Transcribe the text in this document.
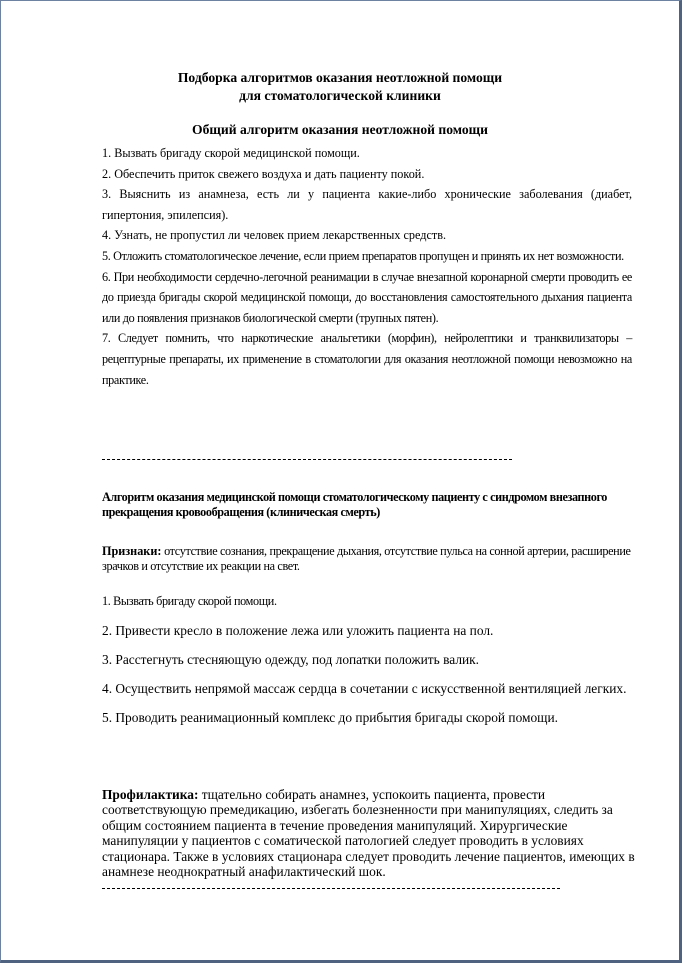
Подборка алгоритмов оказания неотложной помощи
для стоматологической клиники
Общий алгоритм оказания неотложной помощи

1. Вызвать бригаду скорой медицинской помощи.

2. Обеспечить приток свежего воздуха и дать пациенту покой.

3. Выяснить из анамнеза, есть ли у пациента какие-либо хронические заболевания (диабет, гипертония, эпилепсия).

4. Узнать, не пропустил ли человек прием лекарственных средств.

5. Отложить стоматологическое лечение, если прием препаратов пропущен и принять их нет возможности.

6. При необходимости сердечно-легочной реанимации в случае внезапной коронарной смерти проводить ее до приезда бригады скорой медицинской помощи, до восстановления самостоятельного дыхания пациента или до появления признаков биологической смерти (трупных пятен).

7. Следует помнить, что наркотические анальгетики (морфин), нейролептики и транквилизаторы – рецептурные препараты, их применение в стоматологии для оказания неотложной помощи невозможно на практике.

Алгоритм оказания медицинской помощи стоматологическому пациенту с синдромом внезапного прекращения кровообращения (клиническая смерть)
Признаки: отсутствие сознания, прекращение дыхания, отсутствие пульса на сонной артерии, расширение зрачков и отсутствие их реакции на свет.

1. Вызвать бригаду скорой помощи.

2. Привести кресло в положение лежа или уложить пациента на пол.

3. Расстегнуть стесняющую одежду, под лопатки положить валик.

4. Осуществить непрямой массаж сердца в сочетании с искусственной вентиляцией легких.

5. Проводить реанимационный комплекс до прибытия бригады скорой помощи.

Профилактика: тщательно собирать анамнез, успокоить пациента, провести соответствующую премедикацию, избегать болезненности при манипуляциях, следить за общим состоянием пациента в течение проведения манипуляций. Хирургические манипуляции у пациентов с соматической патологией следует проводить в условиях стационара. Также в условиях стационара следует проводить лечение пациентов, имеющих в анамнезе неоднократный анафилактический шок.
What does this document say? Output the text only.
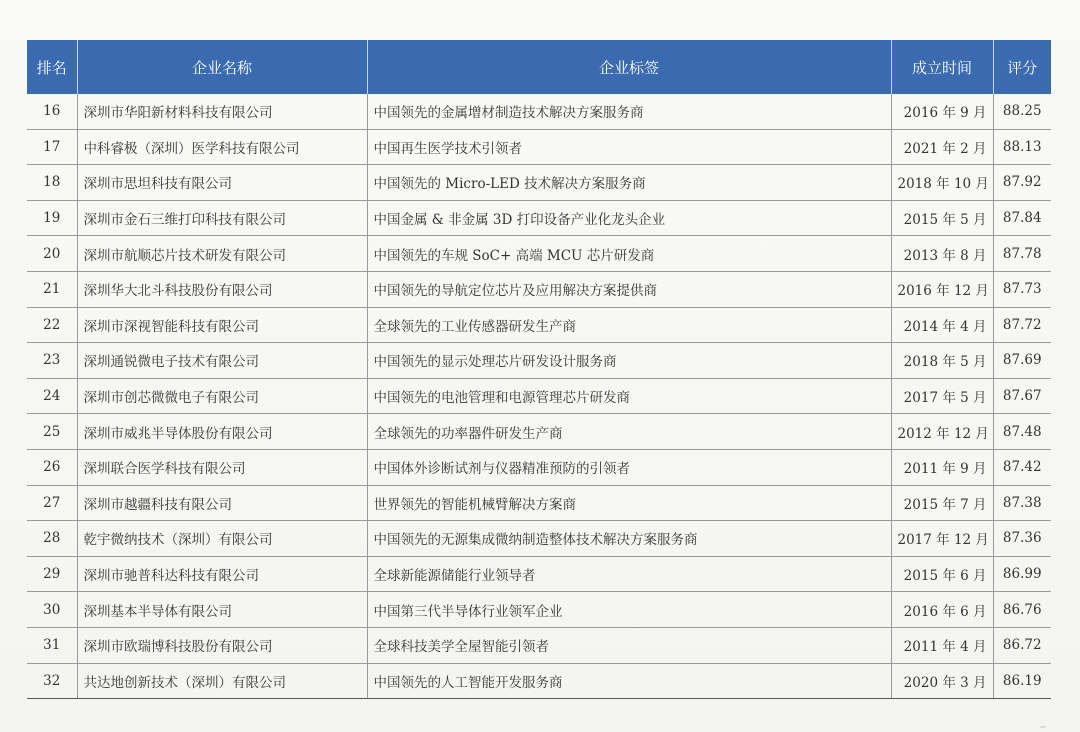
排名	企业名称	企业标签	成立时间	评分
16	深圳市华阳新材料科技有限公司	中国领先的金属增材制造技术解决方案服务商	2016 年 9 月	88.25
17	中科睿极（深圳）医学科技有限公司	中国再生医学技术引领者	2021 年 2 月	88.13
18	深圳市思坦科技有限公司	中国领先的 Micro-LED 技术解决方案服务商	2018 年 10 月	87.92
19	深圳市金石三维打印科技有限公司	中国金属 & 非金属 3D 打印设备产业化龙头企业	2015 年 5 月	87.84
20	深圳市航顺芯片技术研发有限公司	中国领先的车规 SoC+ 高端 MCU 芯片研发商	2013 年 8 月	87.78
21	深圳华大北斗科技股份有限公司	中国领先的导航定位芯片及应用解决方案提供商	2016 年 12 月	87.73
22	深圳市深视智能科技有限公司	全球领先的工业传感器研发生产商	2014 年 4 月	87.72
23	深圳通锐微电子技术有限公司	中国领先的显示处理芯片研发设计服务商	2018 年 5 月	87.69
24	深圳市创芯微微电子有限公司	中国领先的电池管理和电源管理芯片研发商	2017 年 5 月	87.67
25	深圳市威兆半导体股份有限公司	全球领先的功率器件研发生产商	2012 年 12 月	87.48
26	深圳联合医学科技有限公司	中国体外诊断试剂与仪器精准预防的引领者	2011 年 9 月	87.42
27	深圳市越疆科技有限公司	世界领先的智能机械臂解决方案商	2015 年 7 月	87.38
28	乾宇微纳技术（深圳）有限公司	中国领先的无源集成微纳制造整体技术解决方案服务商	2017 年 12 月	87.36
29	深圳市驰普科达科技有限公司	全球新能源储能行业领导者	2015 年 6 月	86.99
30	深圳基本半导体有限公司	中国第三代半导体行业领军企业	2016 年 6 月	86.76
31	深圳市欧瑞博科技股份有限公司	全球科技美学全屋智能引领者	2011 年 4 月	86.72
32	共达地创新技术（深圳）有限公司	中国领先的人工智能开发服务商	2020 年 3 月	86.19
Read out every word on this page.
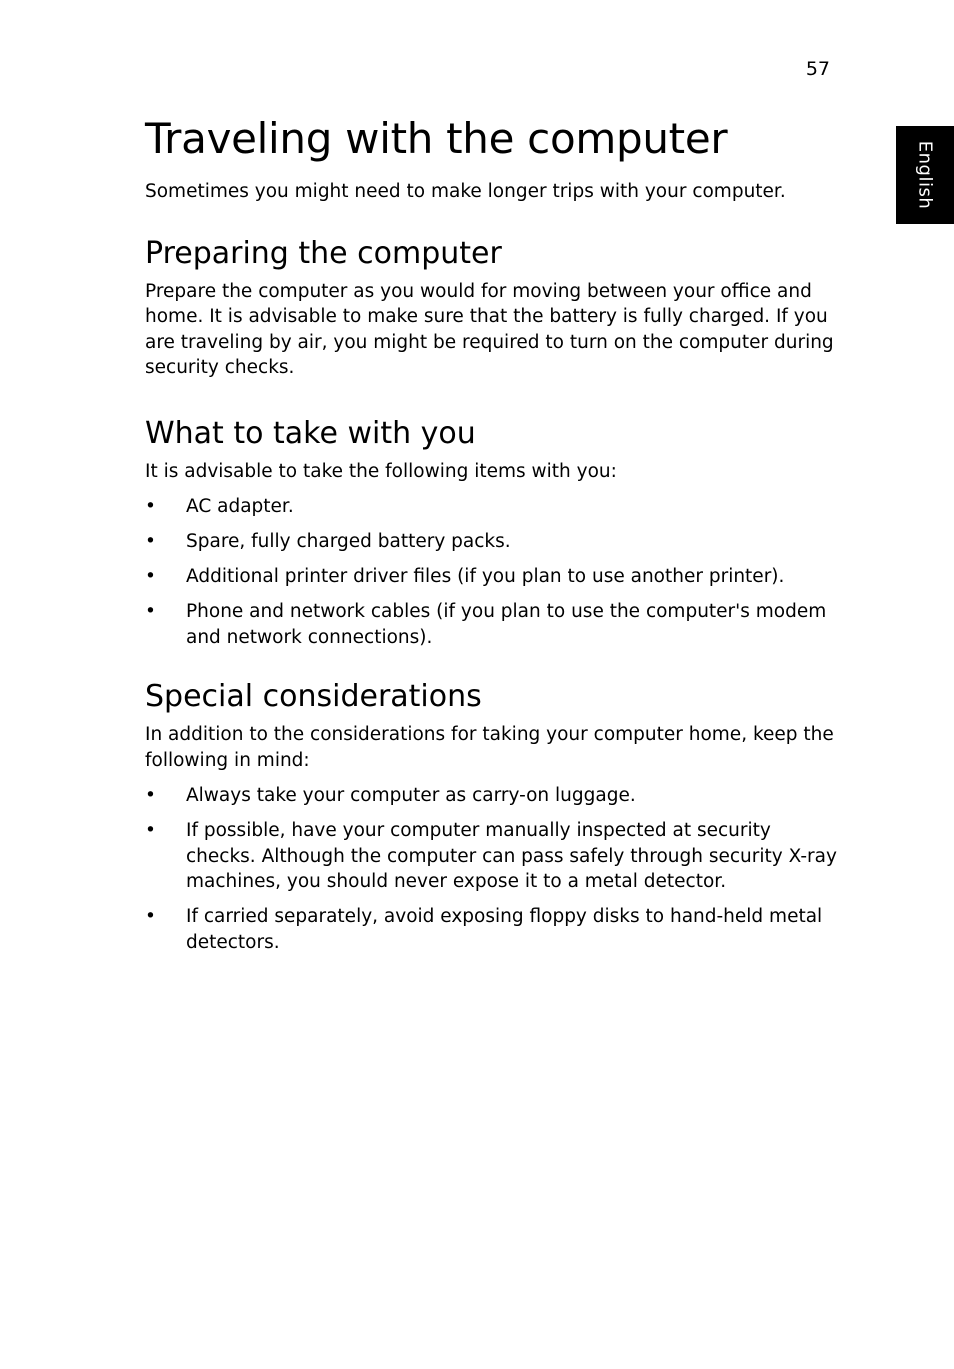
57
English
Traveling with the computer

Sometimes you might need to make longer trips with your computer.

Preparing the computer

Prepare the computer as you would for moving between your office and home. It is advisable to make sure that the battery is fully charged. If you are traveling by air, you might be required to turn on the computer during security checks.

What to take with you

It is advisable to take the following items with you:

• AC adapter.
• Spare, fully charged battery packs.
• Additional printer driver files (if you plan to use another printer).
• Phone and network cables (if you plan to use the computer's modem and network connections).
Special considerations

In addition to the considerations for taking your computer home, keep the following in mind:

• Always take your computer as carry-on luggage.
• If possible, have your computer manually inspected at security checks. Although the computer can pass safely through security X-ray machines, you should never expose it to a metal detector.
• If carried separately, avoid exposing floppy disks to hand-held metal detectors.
•••
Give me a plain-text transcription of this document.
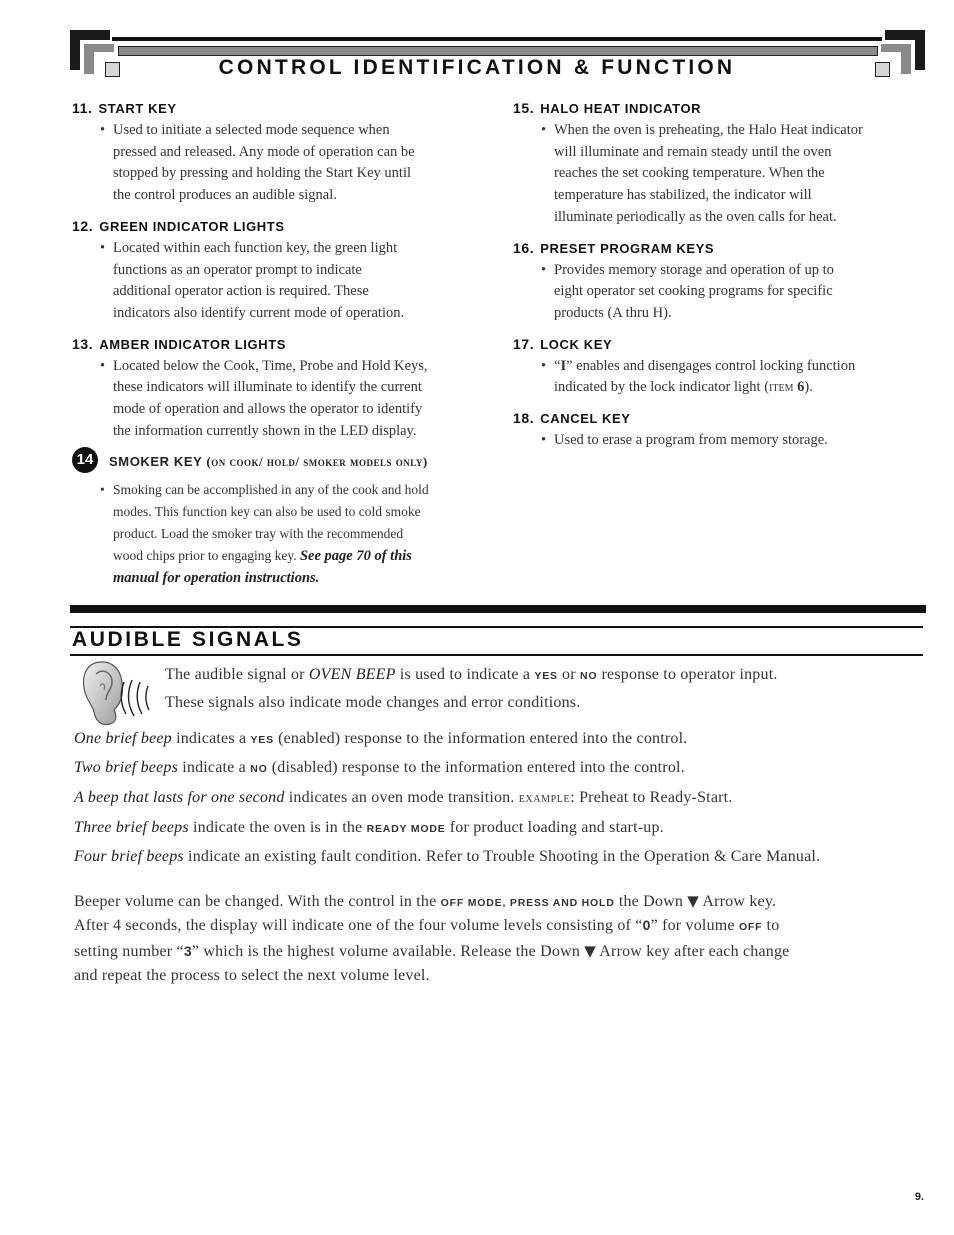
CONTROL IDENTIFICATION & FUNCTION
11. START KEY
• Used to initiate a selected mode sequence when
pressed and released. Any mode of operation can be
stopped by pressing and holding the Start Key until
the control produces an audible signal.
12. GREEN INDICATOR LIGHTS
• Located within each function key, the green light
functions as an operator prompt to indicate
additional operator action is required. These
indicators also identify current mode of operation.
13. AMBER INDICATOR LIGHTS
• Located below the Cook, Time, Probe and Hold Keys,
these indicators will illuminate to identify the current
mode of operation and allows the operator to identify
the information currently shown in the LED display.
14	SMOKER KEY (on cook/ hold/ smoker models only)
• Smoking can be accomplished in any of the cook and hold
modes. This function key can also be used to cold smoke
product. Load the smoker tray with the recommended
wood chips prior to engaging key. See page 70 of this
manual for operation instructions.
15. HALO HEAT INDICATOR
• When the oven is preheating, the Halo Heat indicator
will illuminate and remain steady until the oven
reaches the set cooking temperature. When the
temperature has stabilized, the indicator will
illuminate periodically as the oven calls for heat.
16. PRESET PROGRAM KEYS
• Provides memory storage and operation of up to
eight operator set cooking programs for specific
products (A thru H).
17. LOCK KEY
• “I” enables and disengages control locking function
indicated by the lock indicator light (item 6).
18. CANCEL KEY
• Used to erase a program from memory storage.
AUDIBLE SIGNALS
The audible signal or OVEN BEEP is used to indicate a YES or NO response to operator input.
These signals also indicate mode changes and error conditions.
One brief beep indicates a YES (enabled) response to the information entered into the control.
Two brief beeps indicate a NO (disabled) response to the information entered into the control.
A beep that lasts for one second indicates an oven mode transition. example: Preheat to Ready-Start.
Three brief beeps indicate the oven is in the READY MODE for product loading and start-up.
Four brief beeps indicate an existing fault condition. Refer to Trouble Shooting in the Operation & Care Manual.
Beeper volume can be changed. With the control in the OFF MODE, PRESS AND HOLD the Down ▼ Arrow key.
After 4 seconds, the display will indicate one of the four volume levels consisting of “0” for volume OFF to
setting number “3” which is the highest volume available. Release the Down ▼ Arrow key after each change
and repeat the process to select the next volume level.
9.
•••
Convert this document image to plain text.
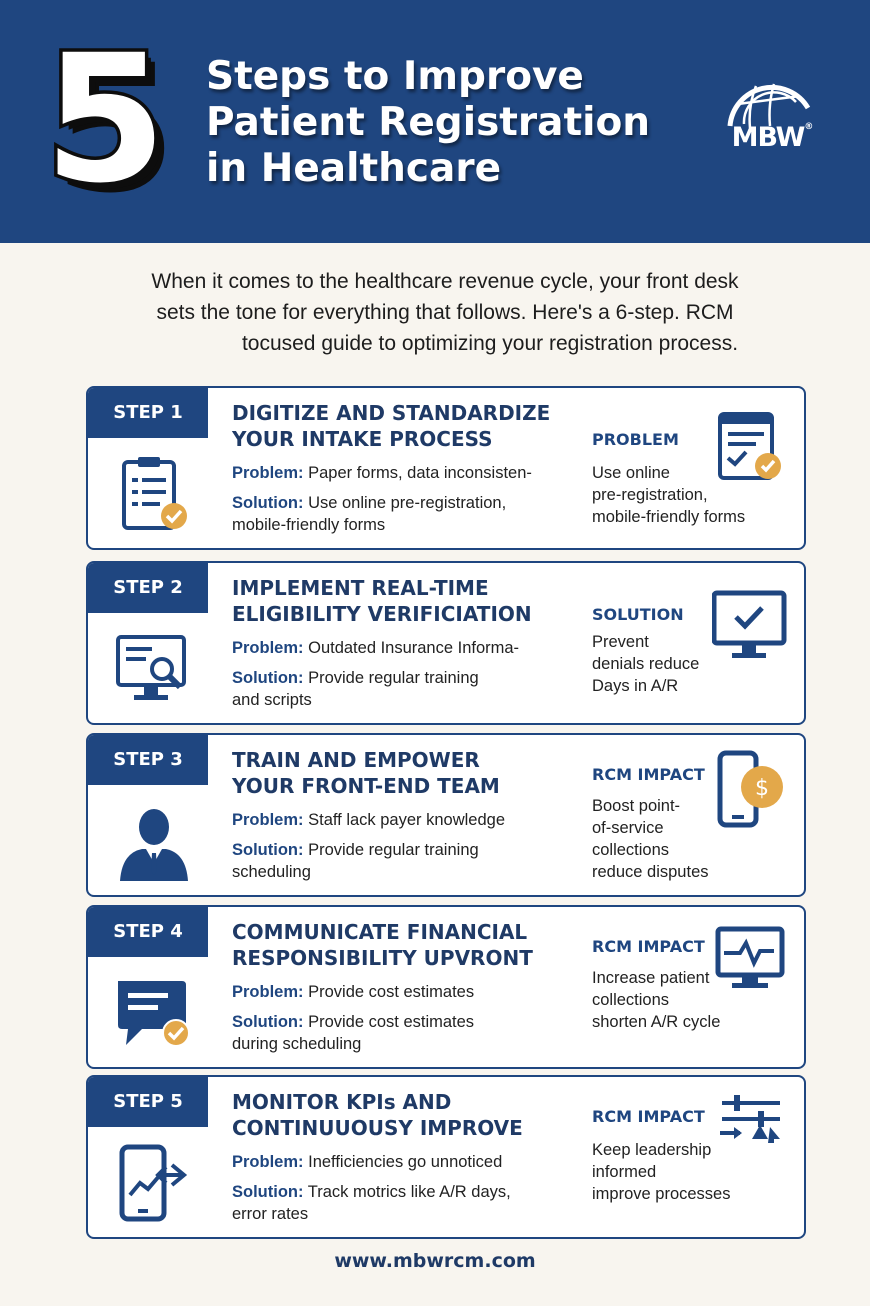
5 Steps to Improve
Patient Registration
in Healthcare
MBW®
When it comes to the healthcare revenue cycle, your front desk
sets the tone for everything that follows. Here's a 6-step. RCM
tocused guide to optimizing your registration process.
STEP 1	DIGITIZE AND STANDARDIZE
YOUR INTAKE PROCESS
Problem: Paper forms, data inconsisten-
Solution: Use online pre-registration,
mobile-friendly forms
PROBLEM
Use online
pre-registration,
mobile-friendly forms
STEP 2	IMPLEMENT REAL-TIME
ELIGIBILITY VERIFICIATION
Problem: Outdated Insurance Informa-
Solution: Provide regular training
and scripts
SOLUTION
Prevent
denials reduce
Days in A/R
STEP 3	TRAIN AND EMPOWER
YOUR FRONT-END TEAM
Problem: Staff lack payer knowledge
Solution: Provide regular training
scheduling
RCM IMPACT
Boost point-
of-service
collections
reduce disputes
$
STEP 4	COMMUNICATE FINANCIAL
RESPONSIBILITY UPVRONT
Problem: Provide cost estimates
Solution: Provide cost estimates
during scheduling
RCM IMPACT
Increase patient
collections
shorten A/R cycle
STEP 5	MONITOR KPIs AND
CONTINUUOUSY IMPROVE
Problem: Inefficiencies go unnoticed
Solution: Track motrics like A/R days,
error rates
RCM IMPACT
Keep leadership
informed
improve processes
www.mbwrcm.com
•••
→ TO DO:
Filter the data for the string "прием" and copy every line that has it.

→ TASK OUTPUT:
4. Узнать, не пропустил ли человек прием лекарственных средств.
5. Отложить стоматологическое лечение, если прием препаратов пропущен и принять их нет возможности.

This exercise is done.